>> BEGIN DATASET ENTRIES

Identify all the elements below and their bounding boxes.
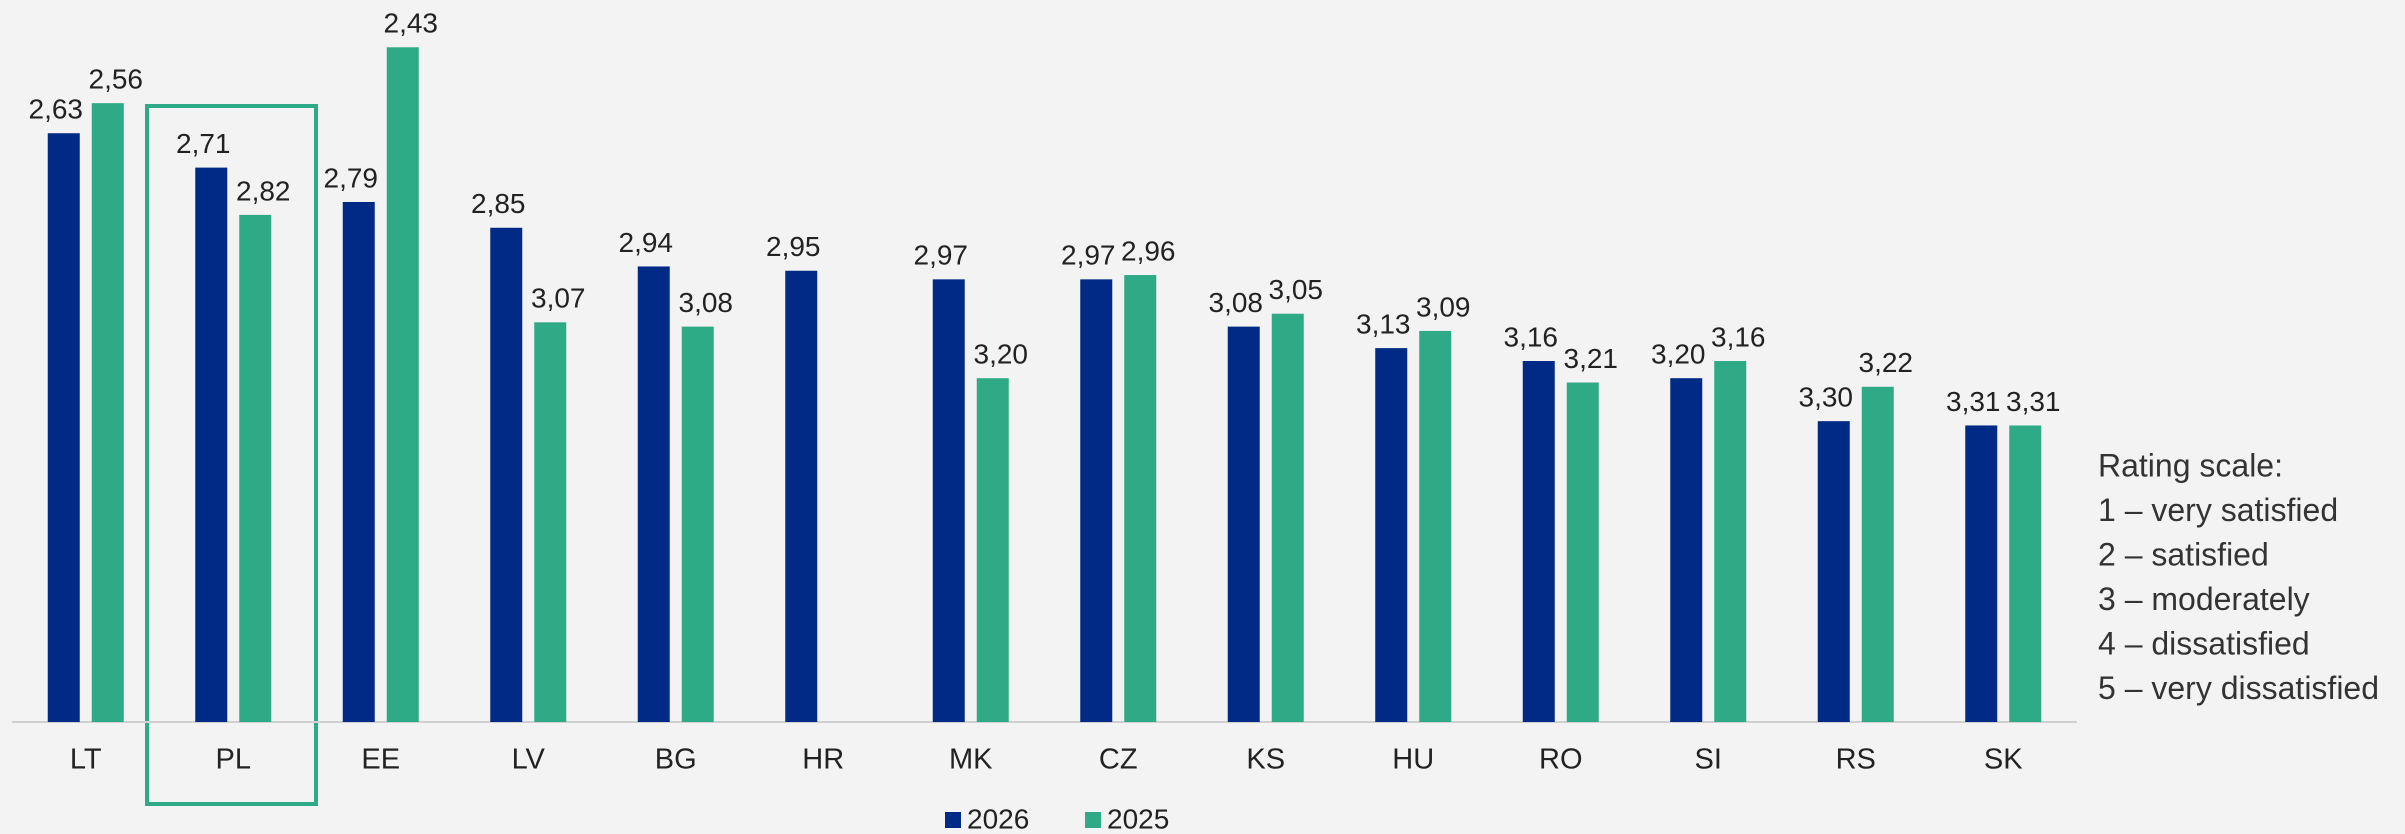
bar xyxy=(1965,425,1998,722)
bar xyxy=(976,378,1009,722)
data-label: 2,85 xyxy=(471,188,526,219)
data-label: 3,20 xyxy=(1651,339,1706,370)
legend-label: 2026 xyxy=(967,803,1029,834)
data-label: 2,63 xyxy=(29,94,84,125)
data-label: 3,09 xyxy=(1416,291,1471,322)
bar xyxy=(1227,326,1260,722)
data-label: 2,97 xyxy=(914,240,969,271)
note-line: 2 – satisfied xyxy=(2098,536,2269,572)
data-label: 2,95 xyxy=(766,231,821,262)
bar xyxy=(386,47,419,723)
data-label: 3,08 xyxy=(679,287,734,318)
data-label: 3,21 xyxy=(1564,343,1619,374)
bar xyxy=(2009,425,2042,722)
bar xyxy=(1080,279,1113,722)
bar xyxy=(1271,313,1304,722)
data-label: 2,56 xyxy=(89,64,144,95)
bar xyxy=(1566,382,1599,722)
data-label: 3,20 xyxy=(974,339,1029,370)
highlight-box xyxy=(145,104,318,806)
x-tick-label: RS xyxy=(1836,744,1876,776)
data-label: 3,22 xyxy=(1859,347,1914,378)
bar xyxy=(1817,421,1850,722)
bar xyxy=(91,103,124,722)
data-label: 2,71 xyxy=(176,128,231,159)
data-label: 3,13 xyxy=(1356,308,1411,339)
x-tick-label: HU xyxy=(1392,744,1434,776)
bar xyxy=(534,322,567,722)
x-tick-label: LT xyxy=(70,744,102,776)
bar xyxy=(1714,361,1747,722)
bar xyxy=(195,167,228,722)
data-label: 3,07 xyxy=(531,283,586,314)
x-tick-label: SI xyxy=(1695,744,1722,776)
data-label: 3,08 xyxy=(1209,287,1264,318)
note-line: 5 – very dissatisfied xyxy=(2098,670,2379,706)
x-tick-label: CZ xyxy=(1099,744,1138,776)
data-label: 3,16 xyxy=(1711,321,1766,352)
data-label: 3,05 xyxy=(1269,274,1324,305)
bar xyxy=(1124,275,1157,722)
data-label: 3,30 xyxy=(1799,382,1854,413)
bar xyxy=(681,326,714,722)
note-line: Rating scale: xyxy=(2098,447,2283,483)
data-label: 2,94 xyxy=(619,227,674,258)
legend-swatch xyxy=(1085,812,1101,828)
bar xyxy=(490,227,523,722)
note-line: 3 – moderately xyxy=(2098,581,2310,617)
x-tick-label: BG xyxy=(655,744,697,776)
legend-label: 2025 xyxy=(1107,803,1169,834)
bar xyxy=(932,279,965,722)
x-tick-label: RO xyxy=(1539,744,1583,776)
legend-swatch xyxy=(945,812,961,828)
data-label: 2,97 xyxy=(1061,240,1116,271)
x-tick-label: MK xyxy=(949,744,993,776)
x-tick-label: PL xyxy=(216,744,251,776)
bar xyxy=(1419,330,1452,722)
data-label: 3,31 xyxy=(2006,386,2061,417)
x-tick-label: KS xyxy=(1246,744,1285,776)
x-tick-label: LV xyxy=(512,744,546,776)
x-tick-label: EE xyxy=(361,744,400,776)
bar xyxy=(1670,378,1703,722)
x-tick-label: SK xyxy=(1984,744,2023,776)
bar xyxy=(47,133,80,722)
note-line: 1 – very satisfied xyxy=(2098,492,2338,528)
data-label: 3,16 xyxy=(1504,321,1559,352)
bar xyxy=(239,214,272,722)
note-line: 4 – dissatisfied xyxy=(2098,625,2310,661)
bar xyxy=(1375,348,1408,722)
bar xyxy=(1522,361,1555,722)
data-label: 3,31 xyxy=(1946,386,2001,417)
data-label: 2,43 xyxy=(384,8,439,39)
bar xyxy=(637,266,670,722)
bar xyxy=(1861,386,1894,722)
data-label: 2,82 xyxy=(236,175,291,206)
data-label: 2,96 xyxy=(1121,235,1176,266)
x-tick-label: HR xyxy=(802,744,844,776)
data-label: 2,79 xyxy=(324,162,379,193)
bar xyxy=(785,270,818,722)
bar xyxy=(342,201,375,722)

>> END DATASET ENTRIES

JOB: Arrange every line of the data above as a JSON list of strings, one string per line. Skip blank lines and leave out the picture placeholders.

FULL SOLUTION:
[
  "Identify all the elements below and their bounding boxes.",
  "bar xyxy=(1965,425,1998,722)",
  "bar xyxy=(976,378,1009,722)",
  "data-label: 2,85 xyxy=(471,188,526,219)",
  "data-label: 3,20 xyxy=(1651,339,1706,370)",
  "legend-label: 2026 xyxy=(967,803,1029,834)",
  "data-label: 2,63 xyxy=(29,94,84,125)",
  "data-label: 3,09 xyxy=(1416,291,1471,322)",
  "bar xyxy=(1227,326,1260,722)",
  "data-label: 2,97 xyxy=(914,240,969,271)",
  "note-line: 2 – satisfied xyxy=(2098,536,2269,572)",
  "data-label: 2,95 xyxy=(766,231,821,262)",
  "bar xyxy=(386,47,419,723)",
  "data-label: 3,08 xyxy=(679,287,734,318)",
  "data-label: 3,21 xyxy=(1564,343,1619,374)",
  "bar xyxy=(2009,425,2042,722)",
  "bar xyxy=(1080,279,1113,722)",
  "bar xyxy=(1271,313,1304,722)",
  "data-label: 2,56 xyxy=(89,64,144,95)",
  "bar xyxy=(1566,382,1599,722)",
  "data-label: 3,20 xyxy=(974,339,1029,370)",
  "highlight-box xyxy=(145,104,318,806)",
  "x-tick-label: RS xyxy=(1836,744,1876,776)",
  "data-label: 3,22 xyxy=(1859,347,1914,378)",
  "bar xyxy=(1817,421,1850,722)",
  "bar xyxy=(91,103,124,722)",
  "data-label: 2,71 xyxy=(176,128,231,159)",
  "data-label: 3,13 xyxy=(1356,308,1411,339)",
  "x-tick-label: HU xyxy=(1392,744,1434,776)",
  "bar xyxy=(534,322,567,722)",
  "x-tick-label: LT xyxy=(70,744,102,776)",
  "bar xyxy=(1714,361,1747,722)",
  "bar xyxy=(195,167,228,722)",
  "data-label: 3,07 xyxy=(531,283,586,314)",
  "x-tick-label: SI xyxy=(1695,744,1722,776)",
  "data-label: 3,08 xyxy=(1209,287,1264,318)",
  "note-line: 5 – very dissatisfied xyxy=(2098,670,2379,706)",
  "x-tick-label: CZ xyxy=(1099,744,1138,776)",
  "data-label: 3,16 xyxy=(1711,321,1766,352)",
  "data-label: 3,05 xyxy=(1269,274,1324,305)",
  "bar xyxy=(1124,275,1157,722)",
  "data-label: 3,30 xyxy=(1799,382,1854,413)",
  "bar xyxy=(681,326,714,722)",
  "note-line: Rating scale: xyxy=(2098,447,2283,483)",
  "data-label: 2,94 xyxy=(619,227,674,258)",
  "legend-swatch xyxy=(1085,812,1101,828)",
  "bar xyxy=(490,227,523,722)",
  "note-line: 3 – moderately xyxy=(2098,581,2310,617)",
  "x-tick-label: BG xyxy=(655,744,697,776)",
  "legend-label: 2025 xyxy=(1107,803,1169,834)",
  "bar xyxy=(932,279,965,722)",
  "x-tick-label: RO xyxy=(1539,744,1583,776)",
  "legend-swatch xyxy=(945,812,961,828)",
  "data-label: 2,97 xyxy=(1061,240,1116,271)",
  "x-tick-label: MK xyxy=(949,744,993,776)",
  "x-tick-label: PL xyxy=(216,744,251,776)",
  "bar xyxy=(1419,330,1452,722)",
  "data-label: 3,31 xyxy=(2006,386,2061,417)",
  "x-tick-label: KS xyxy=(1246,744,1285,776)",
  "x-tick-label: LV xyxy=(512,744,546,776)",
  "x-tick-label: EE xyxy=(361,744,400,776)",
  "bar xyxy=(1670,378,1703,722)",
  "x-tick-label: SK xyxy=(1984,744,2023,776)",
  "bar xyxy=(47,133,80,722)",
  "note-line: 1 – very satisfied xyxy=(2098,492,2338,528)",
  "data-label: 3,16 xyxy=(1504,321,1559,352)",
  "bar xyxy=(239,214,272,722)",
  "note-line: 4 – dissatisfied xyxy=(2098,625,2310,661)",
  "bar xyxy=(1375,348,1408,722)",
  "bar xyxy=(1522,361,1555,722)",
  "data-label: 3,31 xyxy=(1946,386,2001,417)",
  "data-label: 2,43 xyxy=(384,8,439,39)",
  "bar xyxy=(637,266,670,722)",
  "bar xyxy=(1861,386,1894,722)",
  "data-label: 2,82 xyxy=(236,175,291,206)",
  "data-label: 2,96 xyxy=(1121,235,1176,266)",
  "x-tick-label: HR xyxy=(802,744,844,776)",
  "data-label: 2,79 xyxy=(324,162,379,193)",
  "bar xyxy=(785,270,818,722)",
  "bar xyxy=(342,201,375,722)"
]